WHAT TO PRODUCE> Go through each line of the records below and count those with the word "heading". Give only the count.

RECORDS SUPPLIED>
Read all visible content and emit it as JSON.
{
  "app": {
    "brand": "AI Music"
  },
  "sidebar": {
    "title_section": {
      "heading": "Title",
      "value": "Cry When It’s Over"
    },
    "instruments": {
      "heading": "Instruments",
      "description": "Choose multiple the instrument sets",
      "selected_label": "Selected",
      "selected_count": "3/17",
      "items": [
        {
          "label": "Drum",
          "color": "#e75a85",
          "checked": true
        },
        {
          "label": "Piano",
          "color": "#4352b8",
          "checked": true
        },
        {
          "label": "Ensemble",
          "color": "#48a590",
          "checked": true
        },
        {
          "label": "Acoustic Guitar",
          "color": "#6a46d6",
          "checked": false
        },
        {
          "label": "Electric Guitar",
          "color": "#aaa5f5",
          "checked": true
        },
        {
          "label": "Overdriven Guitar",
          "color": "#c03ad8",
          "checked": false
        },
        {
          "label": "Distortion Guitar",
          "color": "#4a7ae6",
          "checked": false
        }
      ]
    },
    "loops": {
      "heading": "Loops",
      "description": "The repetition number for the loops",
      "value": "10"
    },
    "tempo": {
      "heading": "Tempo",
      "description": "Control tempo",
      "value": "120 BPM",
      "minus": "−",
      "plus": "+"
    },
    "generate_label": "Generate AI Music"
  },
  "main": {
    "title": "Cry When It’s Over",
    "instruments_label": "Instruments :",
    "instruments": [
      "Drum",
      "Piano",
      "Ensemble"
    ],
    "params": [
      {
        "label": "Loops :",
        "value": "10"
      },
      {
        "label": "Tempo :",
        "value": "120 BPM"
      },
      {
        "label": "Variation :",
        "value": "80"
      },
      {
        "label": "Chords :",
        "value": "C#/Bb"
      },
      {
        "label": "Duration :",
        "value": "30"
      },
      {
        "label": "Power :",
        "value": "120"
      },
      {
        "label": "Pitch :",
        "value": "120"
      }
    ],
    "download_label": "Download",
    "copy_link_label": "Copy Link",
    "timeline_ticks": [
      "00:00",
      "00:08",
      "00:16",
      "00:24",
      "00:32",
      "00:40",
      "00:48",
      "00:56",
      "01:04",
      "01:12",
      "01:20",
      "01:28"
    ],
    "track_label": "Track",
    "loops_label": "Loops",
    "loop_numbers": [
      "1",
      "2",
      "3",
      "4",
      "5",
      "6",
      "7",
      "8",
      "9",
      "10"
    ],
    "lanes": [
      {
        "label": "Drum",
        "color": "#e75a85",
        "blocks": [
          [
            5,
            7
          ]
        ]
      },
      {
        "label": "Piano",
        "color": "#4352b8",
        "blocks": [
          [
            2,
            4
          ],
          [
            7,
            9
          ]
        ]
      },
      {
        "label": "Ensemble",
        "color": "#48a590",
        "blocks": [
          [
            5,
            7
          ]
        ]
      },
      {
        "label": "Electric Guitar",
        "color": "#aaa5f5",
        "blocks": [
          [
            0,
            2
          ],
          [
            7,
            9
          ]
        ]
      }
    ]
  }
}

WRITTEN ANSWER> 4